##### Stored rows #####

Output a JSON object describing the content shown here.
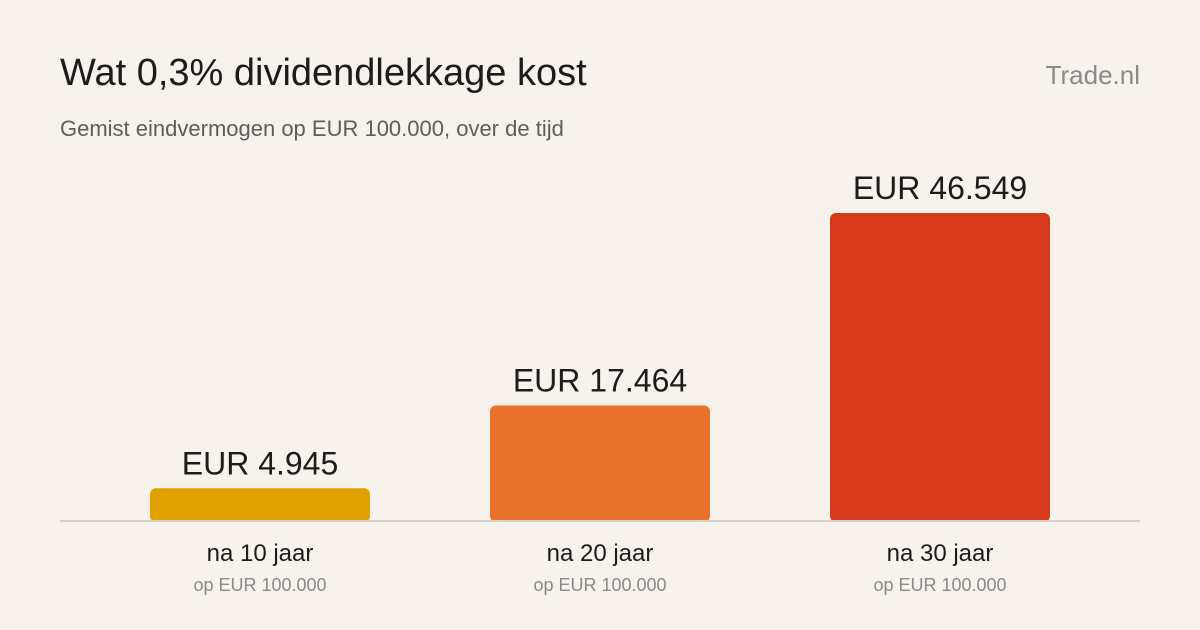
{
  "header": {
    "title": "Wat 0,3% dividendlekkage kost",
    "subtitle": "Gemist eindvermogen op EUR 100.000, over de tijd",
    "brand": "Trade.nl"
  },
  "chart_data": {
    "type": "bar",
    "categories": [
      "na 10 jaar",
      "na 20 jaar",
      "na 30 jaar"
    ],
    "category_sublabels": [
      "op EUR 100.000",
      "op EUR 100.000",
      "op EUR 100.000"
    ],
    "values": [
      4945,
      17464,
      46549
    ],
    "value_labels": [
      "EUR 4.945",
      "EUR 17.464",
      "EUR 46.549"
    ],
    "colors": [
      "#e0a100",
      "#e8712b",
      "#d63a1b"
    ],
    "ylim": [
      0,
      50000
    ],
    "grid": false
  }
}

#####

§ Task to complete: Keep every word of the data as it is when you write it out, but drop the pictures.

§ Result of this task:
Output a JSON object describing the content shown here.
{
  "header": {
    "title": "Wat 0,3% dividendlekkage kost",
    "subtitle": "Gemist eindvermogen op EUR 100.000, over de tijd",
    "brand": "Trade.nl"
  },
  "chart_data": {
    "type": "bar",
    "categories": [
      "na 10 jaar",
      "na 20 jaar",
      "na 30 jaar"
    ],
    "category_sublabels": [
      "op EUR 100.000",
      "op EUR 100.000",
      "op EUR 100.000"
    ],
    "values": [
      4945,
      17464,
      46549
    ],
    "value_labels": [
      "EUR 4.945",
      "EUR 17.464",
      "EUR 46.549"
    ],
    "colors": [
      "#e0a100",
      "#e8712b",
      "#d63a1b"
    ],
    "ylim": [
      0,
      50000
    ],
    "grid": false
  }
}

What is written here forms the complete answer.